Description of the task.
For the entries below, report the number of lines where the string "data" appears, and only that number.

───── Input records ─────

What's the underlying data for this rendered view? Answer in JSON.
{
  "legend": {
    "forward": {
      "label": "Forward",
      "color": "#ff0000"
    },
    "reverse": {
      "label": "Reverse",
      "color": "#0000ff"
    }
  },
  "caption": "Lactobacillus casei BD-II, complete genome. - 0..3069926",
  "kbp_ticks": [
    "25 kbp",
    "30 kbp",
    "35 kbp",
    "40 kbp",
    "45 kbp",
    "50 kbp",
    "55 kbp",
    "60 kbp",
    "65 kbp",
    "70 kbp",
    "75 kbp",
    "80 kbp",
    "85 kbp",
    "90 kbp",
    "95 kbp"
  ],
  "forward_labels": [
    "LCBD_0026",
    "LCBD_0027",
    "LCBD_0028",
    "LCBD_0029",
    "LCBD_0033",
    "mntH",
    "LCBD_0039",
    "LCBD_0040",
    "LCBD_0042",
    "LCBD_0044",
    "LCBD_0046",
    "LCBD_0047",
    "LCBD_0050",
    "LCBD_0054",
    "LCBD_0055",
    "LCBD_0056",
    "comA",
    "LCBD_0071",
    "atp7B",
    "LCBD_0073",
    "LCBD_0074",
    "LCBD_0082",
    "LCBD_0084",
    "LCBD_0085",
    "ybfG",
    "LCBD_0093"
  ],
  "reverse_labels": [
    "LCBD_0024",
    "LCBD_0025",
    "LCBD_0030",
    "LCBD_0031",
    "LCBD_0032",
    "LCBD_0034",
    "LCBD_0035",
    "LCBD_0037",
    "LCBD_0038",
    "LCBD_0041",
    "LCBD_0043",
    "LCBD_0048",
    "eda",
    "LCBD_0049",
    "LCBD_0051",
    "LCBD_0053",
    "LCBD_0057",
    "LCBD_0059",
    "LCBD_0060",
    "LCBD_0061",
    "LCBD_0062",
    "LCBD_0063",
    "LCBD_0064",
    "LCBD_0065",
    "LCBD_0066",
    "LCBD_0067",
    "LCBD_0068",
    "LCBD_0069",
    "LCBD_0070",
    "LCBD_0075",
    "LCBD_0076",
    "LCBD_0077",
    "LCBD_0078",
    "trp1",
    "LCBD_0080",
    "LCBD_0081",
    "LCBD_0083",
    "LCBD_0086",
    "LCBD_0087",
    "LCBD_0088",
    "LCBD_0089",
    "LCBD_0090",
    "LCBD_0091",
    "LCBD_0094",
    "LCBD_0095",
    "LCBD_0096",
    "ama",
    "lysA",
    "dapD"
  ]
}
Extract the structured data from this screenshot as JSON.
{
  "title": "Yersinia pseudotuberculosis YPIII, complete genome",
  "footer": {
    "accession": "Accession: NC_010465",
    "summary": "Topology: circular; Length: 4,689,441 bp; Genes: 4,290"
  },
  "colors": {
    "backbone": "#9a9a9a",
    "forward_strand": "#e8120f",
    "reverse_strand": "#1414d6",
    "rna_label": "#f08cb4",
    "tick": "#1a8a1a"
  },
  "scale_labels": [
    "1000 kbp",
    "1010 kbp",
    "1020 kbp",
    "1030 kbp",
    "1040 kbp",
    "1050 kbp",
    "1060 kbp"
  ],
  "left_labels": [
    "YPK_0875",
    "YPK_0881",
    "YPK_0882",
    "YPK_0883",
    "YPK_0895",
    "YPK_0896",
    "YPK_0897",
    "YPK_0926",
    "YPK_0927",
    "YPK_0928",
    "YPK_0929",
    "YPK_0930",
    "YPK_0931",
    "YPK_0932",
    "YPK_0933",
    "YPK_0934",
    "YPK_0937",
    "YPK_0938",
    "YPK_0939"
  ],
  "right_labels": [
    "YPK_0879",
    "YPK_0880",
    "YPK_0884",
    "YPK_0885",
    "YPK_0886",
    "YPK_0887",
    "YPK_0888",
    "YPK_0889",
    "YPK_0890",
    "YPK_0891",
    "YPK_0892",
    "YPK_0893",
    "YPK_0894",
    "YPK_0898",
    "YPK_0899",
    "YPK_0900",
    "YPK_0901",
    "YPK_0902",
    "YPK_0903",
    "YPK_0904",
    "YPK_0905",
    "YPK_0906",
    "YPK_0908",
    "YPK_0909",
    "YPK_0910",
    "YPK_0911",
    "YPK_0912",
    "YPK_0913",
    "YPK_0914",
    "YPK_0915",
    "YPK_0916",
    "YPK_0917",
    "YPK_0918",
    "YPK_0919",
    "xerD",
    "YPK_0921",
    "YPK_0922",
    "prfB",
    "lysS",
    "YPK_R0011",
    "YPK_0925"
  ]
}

─────

Finished task.
2